> _EXERCISE OBJECTIVE_: Render every entry verbatim.

════

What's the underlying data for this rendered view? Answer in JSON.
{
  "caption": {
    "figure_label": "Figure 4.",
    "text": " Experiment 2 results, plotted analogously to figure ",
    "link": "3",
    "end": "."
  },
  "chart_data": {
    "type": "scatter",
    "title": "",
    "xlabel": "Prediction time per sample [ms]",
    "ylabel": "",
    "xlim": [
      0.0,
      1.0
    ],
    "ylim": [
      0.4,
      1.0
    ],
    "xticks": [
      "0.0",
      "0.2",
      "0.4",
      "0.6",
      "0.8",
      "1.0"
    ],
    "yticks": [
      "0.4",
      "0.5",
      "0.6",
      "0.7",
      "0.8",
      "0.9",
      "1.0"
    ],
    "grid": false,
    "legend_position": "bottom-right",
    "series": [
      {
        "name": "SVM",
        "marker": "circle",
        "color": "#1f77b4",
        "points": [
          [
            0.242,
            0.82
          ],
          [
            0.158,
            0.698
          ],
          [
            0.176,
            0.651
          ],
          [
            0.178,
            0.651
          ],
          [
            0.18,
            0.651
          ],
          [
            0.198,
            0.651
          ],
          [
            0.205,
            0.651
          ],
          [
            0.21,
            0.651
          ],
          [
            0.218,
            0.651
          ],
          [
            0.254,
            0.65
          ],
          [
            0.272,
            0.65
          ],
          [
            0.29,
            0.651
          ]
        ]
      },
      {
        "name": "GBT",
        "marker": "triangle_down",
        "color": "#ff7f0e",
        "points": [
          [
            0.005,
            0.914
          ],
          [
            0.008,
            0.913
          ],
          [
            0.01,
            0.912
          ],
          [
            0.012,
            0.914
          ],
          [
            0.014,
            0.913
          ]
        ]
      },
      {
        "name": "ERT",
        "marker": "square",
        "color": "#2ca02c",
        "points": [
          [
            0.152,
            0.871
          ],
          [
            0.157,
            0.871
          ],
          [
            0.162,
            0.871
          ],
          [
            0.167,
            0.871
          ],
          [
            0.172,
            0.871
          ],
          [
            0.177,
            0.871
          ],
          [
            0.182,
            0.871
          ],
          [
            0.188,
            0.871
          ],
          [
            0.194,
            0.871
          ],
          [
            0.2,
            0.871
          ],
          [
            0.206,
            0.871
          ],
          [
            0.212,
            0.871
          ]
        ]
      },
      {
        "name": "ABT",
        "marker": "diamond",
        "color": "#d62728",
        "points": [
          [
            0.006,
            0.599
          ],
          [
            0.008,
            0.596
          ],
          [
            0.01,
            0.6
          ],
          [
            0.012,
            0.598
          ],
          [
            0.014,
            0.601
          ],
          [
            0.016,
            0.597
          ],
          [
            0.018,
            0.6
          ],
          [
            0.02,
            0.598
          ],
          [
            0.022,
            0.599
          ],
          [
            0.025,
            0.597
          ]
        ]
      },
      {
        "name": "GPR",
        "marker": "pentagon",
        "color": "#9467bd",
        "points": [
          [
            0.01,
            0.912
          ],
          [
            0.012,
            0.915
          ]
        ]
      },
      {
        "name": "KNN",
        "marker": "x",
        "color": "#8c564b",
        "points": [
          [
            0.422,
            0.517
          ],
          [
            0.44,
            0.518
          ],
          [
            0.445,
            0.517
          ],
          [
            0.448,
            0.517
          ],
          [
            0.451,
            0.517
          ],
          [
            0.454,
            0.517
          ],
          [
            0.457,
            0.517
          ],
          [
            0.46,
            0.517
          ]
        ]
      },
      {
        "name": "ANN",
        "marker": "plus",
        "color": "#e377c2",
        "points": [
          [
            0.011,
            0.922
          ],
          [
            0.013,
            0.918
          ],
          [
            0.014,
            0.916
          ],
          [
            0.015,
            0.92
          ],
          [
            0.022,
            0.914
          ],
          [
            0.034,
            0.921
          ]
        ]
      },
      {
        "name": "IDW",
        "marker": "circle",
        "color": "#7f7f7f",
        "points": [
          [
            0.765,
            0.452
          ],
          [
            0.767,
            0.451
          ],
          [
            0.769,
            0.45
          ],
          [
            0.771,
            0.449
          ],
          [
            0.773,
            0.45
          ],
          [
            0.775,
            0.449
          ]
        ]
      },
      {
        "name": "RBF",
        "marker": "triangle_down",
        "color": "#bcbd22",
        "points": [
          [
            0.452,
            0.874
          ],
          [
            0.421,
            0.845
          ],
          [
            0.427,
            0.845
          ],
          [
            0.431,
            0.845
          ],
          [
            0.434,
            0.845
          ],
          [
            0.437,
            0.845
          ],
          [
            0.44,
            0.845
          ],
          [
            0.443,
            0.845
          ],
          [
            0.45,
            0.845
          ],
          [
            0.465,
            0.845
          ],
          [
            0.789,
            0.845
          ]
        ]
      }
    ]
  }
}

════

> _CORRECT ANSWER_:
What's the underlying data for this rendered view? Answer in JSON.
{
  "caption": {
    "figure_label": "Figure 4.",
    "text": " Experiment 2 results, plotted analogously to figure ",
    "link": "3",
    "end": "."
  },
  "chart_data": {
    "type": "scatter",
    "title": "",
    "xlabel": "Prediction time per sample [ms]",
    "ylabel": "",
    "xlim": [
      0.0,
      1.0
    ],
    "ylim": [
      0.4,
      1.0
    ],
    "xticks": [
      "0.0",
      "0.2",
      "0.4",
      "0.6",
      "0.8",
      "1.0"
    ],
    "yticks": [
      "0.4",
      "0.5",
      "0.6",
      "0.7",
      "0.8",
      "0.9",
      "1.0"
    ],
    "grid": false,
    "legend_position": "bottom-right",
    "series": [
      {
        "name": "SVM",
        "marker": "circle",
        "color": "#1f77b4",
        "points": [
          [
            0.242,
            0.82
          ],
          [
            0.158,
            0.698
          ],
          [
            0.176,
            0.651
          ],
          [
            0.178,
            0.651
          ],
          [
            0.18,
            0.651
          ],
          [
            0.198,
            0.651
          ],
          [
            0.205,
            0.651
          ],
          [
            0.21,
            0.651
          ],
          [
            0.218,
            0.651
          ],
          [
            0.254,
            0.65
          ],
          [
            0.272,
            0.65
          ],
          [
            0.29,
            0.651
          ]
        ]
      },
      {
        "name": "GBT",
        "marker": "triangle_down",
        "color": "#ff7f0e",
        "points": [
          [
            0.005,
            0.914
          ],
          [
            0.008,
            0.913
          ],
          [
            0.01,
            0.912
          ],
          [
            0.012,
            0.914
          ],
          [
            0.014,
            0.913
          ]
        ]
      },
      {
        "name": "ERT",
        "marker": "square",
        "color": "#2ca02c",
        "points": [
          [
            0.152,
            0.871
          ],
          [
            0.157,
            0.871
          ],
          [
            0.162,
            0.871
          ],
          [
            0.167,
            0.871
          ],
          [
            0.172,
            0.871
          ],
          [
            0.177,
            0.871
          ],
          [
            0.182,
            0.871
          ],
          [
            0.188,
            0.871
          ],
          [
            0.194,
            0.871
          ],
          [
            0.2,
            0.871
          ],
          [
            0.206,
            0.871
          ],
          [
            0.212,
            0.871
          ]
        ]
      },
      {
        "name": "ABT",
        "marker": "diamond",
        "color": "#d62728",
        "points": [
          [
            0.006,
            0.599
          ],
          [
            0.008,
            0.596
          ],
          [
            0.01,
            0.6
          ],
          [
            0.012,
            0.598
          ],
          [
            0.014,
            0.601
          ],
          [
            0.016,
            0.597
          ],
          [
            0.018,
            0.6
          ],
          [
            0.02,
            0.598
          ],
          [
            0.022,
            0.599
          ],
          [
            0.025,
            0.597
          ]
        ]
      },
      {
        "name": "GPR",
        "marker": "pentagon",
        "color": "#9467bd",
        "points": [
          [
            0.01,
            0.912
          ],
          [
            0.012,
            0.915
          ]
        ]
      },
      {
        "name": "KNN",
        "marker": "x",
        "color": "#8c564b",
        "points": [
          [
            0.422,
            0.517
          ],
          [
            0.44,
            0.518
          ],
          [
            0.445,
            0.517
          ],
          [
            0.448,
            0.517
          ],
          [
            0.451,
            0.517
          ],
          [
            0.454,
            0.517
          ],
          [
            0.457,
            0.517
          ],
          [
            0.46,
            0.517
          ]
        ]
      },
      {
        "name": "ANN",
        "marker": "plus",
        "color": "#e377c2",
        "points": [
          [
            0.011,
            0.922
          ],
          [
            0.013,
            0.918
          ],
          [
            0.014,
            0.916
          ],
          [
            0.015,
            0.92
          ],
          [
            0.022,
            0.914
          ],
          [
            0.034,
            0.921
          ]
        ]
      },
      {
        "name": "IDW",
        "marker": "circle",
        "color": "#7f7f7f",
        "points": [
          [
            0.765,
            0.452
          ],
          [
            0.767,
            0.451
          ],
          [
            0.769,
            0.45
          ],
          [
            0.771,
            0.449
          ],
          [
            0.773,
            0.45
          ],
          [
            0.775,
            0.449
          ]
        ]
      },
      {
        "name": "RBF",
        "marker": "triangle_down",
        "color": "#bcbd22",
        "points": [
          [
            0.452,
            0.874
          ],
          [
            0.421,
            0.845
          ],
          [
            0.427,
            0.845
          ],
          [
            0.431,
            0.845
          ],
          [
            0.434,
            0.845
          ],
          [
            0.437,
            0.845
          ],
          [
            0.44,
            0.845
          ],
          [
            0.443,
            0.845
          ],
          [
            0.45,
            0.845
          ],
          [
            0.465,
            0.845
          ],
          [
            0.789,
            0.845
          ]
        ]
      }
    ]
  }
}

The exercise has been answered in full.